[Recorded data]
-------------------------
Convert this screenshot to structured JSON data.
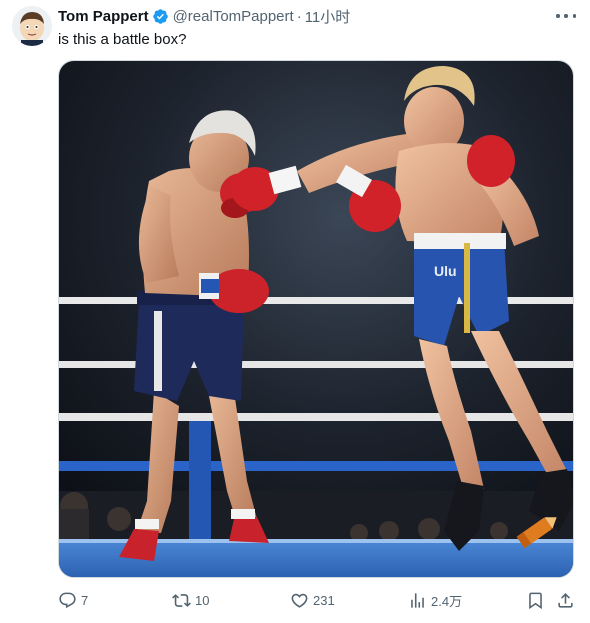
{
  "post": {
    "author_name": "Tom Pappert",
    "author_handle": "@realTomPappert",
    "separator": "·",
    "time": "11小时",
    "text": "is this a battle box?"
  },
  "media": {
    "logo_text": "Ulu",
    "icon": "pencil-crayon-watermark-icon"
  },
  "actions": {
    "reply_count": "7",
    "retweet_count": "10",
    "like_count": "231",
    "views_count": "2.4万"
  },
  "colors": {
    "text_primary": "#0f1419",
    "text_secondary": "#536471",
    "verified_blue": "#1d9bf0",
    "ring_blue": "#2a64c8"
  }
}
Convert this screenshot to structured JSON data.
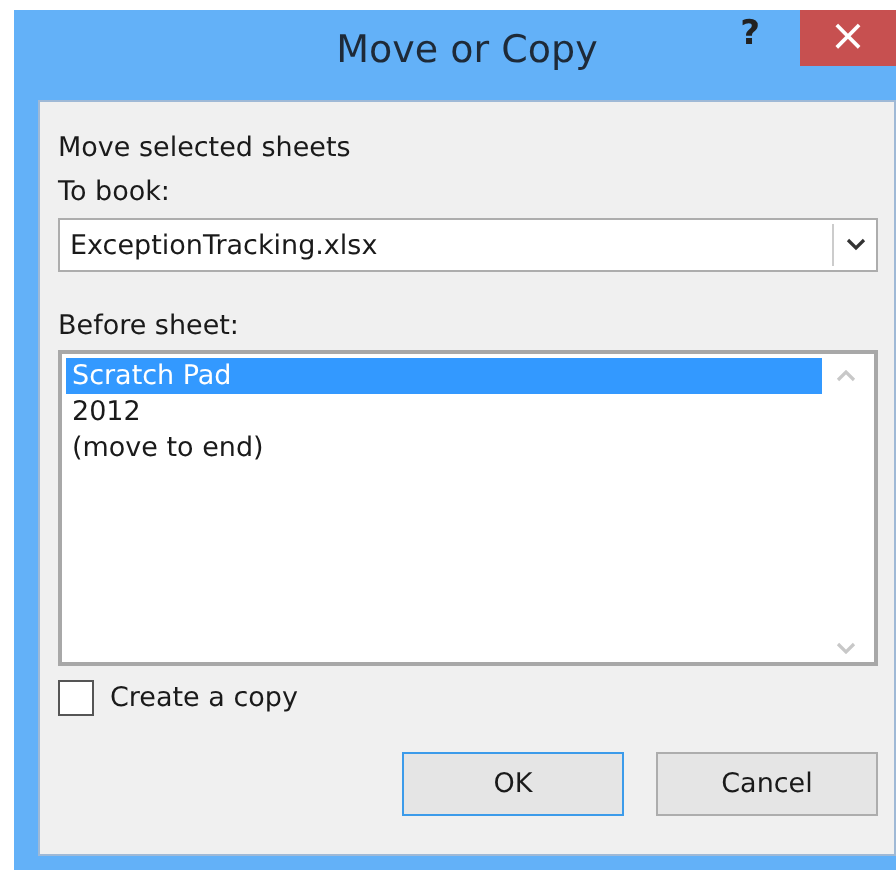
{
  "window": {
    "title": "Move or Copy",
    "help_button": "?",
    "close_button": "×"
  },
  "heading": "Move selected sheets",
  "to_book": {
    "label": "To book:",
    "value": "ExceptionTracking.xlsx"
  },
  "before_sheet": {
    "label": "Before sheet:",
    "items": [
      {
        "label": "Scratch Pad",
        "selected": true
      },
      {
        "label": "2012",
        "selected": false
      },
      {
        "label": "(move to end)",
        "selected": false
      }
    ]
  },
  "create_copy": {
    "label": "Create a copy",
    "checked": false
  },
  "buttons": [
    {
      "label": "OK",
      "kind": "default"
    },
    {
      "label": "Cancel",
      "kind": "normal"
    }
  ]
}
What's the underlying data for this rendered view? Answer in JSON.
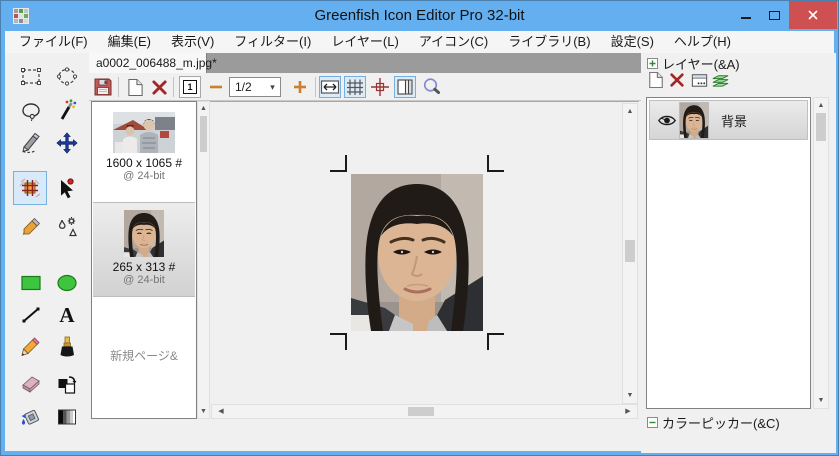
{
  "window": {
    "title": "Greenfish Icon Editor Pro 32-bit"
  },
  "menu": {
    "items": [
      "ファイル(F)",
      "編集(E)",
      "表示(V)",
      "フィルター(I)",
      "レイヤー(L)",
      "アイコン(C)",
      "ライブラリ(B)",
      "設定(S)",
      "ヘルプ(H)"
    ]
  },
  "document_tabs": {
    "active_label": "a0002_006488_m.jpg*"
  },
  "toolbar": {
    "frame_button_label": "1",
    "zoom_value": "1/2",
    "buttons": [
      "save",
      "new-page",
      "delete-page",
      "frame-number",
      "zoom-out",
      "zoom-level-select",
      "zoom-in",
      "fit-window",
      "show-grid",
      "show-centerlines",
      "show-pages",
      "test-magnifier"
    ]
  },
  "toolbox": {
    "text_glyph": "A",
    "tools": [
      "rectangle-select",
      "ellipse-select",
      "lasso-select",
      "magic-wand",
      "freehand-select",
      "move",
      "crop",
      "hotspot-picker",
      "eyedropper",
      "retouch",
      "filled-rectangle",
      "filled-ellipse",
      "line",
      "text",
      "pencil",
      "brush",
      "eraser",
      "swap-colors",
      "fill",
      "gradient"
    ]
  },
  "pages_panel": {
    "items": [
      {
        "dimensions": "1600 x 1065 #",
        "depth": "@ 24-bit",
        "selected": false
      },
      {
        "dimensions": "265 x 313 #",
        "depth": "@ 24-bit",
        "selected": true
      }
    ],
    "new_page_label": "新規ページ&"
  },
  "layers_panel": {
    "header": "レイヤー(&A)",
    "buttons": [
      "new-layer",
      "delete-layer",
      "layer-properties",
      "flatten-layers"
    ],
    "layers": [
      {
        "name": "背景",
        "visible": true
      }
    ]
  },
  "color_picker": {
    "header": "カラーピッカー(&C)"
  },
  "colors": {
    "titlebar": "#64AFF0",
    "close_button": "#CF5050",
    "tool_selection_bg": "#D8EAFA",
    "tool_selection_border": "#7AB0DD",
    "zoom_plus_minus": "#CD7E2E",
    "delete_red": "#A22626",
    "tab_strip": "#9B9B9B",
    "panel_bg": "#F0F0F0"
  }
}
-------------------------
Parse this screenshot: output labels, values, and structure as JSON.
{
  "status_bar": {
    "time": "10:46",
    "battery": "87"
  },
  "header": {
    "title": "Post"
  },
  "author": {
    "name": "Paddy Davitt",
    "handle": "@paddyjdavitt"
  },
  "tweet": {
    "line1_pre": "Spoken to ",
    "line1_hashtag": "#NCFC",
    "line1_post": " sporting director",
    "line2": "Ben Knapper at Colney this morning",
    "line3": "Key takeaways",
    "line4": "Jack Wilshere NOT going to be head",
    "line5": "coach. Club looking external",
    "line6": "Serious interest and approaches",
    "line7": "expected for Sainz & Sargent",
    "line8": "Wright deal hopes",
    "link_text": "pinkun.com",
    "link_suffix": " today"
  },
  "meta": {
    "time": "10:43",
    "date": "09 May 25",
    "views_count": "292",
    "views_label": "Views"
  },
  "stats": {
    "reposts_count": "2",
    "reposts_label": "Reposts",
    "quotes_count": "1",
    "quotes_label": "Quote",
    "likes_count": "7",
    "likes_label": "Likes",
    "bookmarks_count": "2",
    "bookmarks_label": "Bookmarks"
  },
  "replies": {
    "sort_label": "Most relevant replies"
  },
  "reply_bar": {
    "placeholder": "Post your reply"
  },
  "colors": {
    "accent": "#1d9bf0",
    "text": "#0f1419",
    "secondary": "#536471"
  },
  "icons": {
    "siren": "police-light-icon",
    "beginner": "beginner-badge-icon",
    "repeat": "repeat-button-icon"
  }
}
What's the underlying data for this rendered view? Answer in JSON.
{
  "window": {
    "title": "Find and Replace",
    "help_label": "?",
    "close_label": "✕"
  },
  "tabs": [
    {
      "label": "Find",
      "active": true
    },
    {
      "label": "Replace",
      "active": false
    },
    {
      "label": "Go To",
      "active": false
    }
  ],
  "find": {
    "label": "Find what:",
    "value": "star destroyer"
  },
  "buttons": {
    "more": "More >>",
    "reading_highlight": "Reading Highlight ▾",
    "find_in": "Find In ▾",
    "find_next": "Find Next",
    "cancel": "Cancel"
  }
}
-------------------------
- **Directions for this task**
From the entries above, list each line with "header" in it.

- **Result of this exercise**
    "header": "レイヤー(&A)",
    "header": "カラーピッカー(&C)"
  "header": {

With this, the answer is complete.